Begin Information shown

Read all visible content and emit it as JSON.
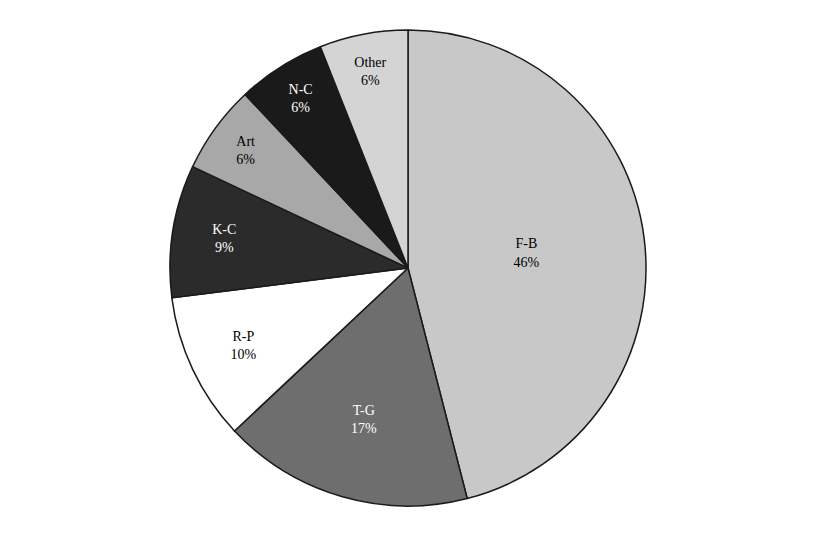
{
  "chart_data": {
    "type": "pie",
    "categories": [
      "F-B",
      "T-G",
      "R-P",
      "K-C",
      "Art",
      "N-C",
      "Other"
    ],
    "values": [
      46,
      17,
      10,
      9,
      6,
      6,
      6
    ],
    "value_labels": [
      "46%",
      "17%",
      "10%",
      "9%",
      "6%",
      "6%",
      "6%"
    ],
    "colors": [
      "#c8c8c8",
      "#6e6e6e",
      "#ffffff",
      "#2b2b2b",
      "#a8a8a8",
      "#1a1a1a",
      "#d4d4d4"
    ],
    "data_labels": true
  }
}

End Information shown
Begin Information shown

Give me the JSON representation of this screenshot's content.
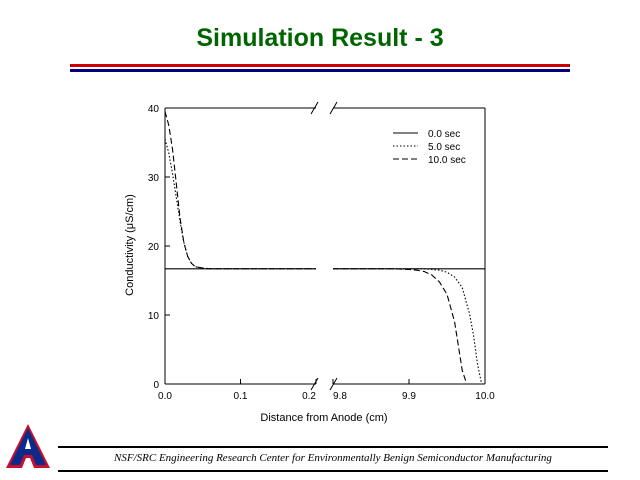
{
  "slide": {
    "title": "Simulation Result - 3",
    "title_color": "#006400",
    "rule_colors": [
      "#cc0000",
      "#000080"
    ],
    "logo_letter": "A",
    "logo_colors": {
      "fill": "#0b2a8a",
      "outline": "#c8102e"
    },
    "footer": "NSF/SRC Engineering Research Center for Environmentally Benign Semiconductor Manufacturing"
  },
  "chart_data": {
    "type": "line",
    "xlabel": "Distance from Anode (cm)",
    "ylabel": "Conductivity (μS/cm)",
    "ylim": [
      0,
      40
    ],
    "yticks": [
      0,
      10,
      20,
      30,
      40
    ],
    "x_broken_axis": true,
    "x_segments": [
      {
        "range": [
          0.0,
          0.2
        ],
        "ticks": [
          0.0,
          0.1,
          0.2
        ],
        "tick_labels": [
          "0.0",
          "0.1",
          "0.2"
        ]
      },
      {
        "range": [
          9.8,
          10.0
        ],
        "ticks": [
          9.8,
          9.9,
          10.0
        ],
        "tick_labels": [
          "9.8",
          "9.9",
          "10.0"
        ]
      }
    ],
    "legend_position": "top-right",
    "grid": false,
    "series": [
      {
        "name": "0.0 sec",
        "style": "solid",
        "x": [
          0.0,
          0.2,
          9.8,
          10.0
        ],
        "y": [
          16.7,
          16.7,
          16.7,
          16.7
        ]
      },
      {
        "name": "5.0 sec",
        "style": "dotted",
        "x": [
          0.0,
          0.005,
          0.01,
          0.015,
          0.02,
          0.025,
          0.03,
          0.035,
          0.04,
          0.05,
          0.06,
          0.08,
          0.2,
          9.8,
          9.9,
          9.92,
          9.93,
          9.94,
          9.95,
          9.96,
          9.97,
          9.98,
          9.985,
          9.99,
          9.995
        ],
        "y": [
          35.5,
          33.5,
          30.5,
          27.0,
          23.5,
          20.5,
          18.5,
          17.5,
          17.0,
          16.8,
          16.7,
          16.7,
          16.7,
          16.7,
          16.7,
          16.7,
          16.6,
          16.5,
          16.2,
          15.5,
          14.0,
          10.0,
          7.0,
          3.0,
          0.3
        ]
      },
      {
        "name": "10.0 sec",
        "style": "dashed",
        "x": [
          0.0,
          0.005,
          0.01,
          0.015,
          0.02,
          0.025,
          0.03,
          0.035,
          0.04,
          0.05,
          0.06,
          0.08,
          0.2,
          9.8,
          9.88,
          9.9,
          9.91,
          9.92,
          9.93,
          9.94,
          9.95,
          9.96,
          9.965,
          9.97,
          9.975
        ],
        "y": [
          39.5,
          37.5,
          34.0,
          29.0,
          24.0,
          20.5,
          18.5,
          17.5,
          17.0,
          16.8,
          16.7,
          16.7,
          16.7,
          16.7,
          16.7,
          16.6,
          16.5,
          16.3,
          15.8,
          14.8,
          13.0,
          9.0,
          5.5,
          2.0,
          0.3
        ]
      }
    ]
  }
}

End Information shown

**Problem to solve:** Copy out each line of the material that holds the word "content".

**Solution to the problem:**
Read all visible content and emit it as JSON.
Give me the JSON representation of this screenshot's content.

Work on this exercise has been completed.